*Supplied material*:
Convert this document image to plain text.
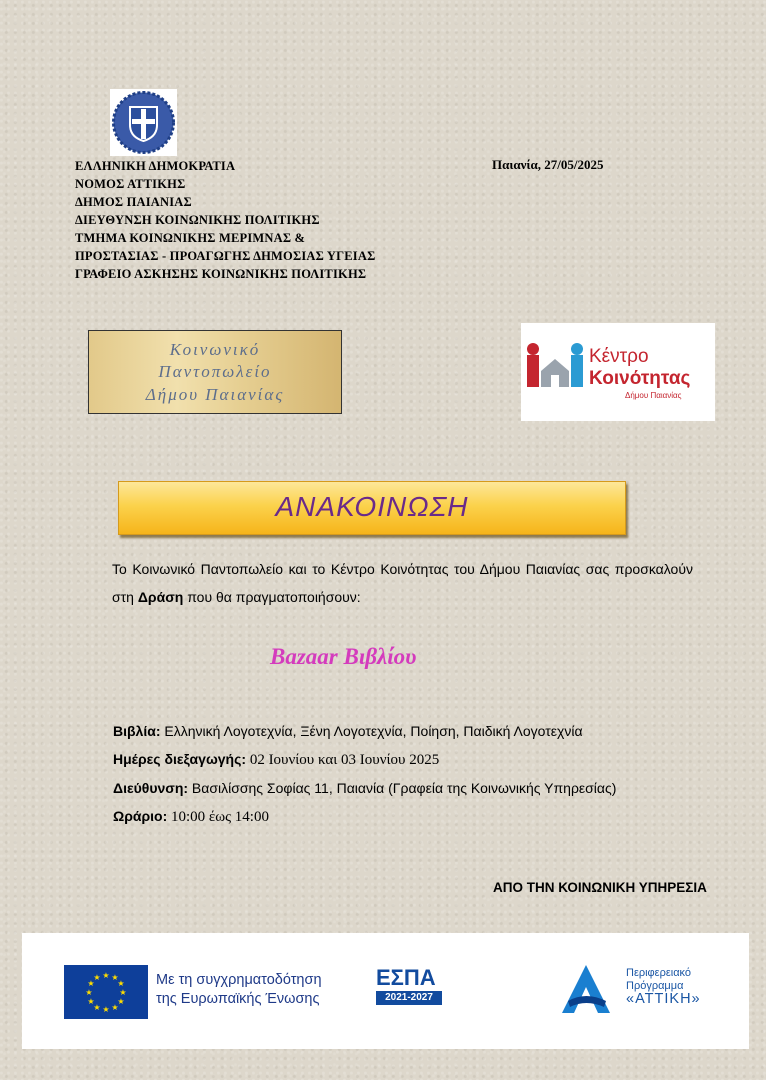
ΕΛΛΗΝΙΚΗ ΔΗΜΟΚΡΑΤΙΑ
ΝΟΜΟΣ ΑΤΤΙΚΗΣ
ΔΗΜΟΣ ΠΑΙΑΝΙΑΣ
ΔΙΕΥΘΥΝΣΗ ΚΟΙΝΩΝΙΚΗΣ ΠΟΛΙΤΙΚΗΣ
ΤΜΗΜΑ ΚΟΙΝΩΝΙΚΗΣ ΜΕΡΙΜΝΑΣ &
ΠΡΟΣΤΑΣΙΑΣ - ΠΡΟΑΓΩΓΗΣ ΔΗΜΟΣΙΑΣ ΥΓΕΙΑΣ
ΓΡΑΦΕΙΟ ΑΣΚΗΣΗΣ ΚΟΙΝΩΝΙΚΗΣ ΠΟΛΙΤΙΚΗΣ
Παιανία, 27/05/2025
Κοινωνικό
Παντοπωλείο
Δήμου Παιανίας
Κέντρο
Κοινότητας
Δήμου Παιανίας
ΑΝΑΚΟΙΝΩΣΗ
Το Κοινωνικό Παντοπωλείο και το Κέντρο Κοινότητας του Δήμου Παιανίας σας προσκαλούν στη Δράση που θα πραγματοποιήσουν:
Bazaar Βιβλίου
Βιβλία: Ελληνική Λογοτεχνία, Ξένη Λογοτεχνία, Ποίηση, Παιδική Λογοτεχνία
Ημέρες διεξαγωγής: 02 Ιουνίου και 03 Ιουνίου 2025
Διεύθυνση: Βασιλίσσης Σοφίας 11, Παιανία (Γραφεία της Κοινωνικής Υπηρεσίας)
Ωράριο: 10:00 έως 14:00
ΑΠΟ ΤΗΝ ΚΟΙΝΩΝΙΚΗ ΥΠΗΡΕΣΙΑ
★ ★
★
★
★
★
★
★
★
★
★
★	Με τη συγχρηματοδότηση
της Ευρωπαϊκής Ένωσης
ΕΣΠΑ
2021-2027
Περιφερειακό
Πρόγραμμα
«ΑΤΤΙΚΗ»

*Problem to work on*: Copy every line of the data exactly as written, excluding the pictures.

*Exercise output*:
Convert this document image to plain text.
ΕΛΛΗΝΙΚΗ ΔΗΜΟΚΡΑΤΙΑ
ΝΟΜΟΣ ΑΤΤΙΚΗΣ
ΔΗΜΟΣ ΠΑΙΑΝΙΑΣ
ΔΙΕΥΘΥΝΣΗ ΚΟΙΝΩΝΙΚΗΣ ΠΟΛΙΤΙΚΗΣ
ΤΜΗΜΑ ΚΟΙΝΩΝΙΚΗΣ ΜΕΡΙΜΝΑΣ &
ΠΡΟΣΤΑΣΙΑΣ - ΠΡΟΑΓΩΓΗΣ ΔΗΜΟΣΙΑΣ ΥΓΕΙΑΣ
ΓΡΑΦΕΙΟ ΑΣΚΗΣΗΣ ΚΟΙΝΩΝΙΚΗΣ ΠΟΛΙΤΙΚΗΣ
Παιανία, 27/05/2025
Κοινωνικό
Παντοπωλείο
Δήμου Παιανίας
Κέντρο
Κοινότητας
Δήμου Παιανίας
ΑΝΑΚΟΙΝΩΣΗ
Το Κοινωνικό Παντοπωλείο και το Κέντρο Κοινότητας του Δήμου Παιανίας σας προσκαλούν στη Δράση που θα πραγματοποιήσουν:
Bazaar Βιβλίου
Βιβλία: Ελληνική Λογοτεχνία, Ξένη Λογοτεχνία, Ποίηση, Παιδική Λογοτεχνία
Ημέρες διεξαγωγής: 02 Ιουνίου και 03 Ιουνίου 2025
Διεύθυνση: Βασιλίσσης Σοφίας 11, Παιανία (Γραφεία της Κοινωνικής Υπηρεσίας)
Ωράριο: 10:00 έως 14:00
ΑΠΟ ΤΗΝ ΚΟΙΝΩΝΙΚΗ ΥΠΗΡΕΣΙΑ
★ ★
★
★
★
★
★
★
★
★
★
★	Με τη συγχρηματοδότηση
της Ευρωπαϊκής Ένωσης
ΕΣΠΑ
2021-2027
Περιφερειακό
Πρόγραμμα
«ΑΤΤΙΚΗ»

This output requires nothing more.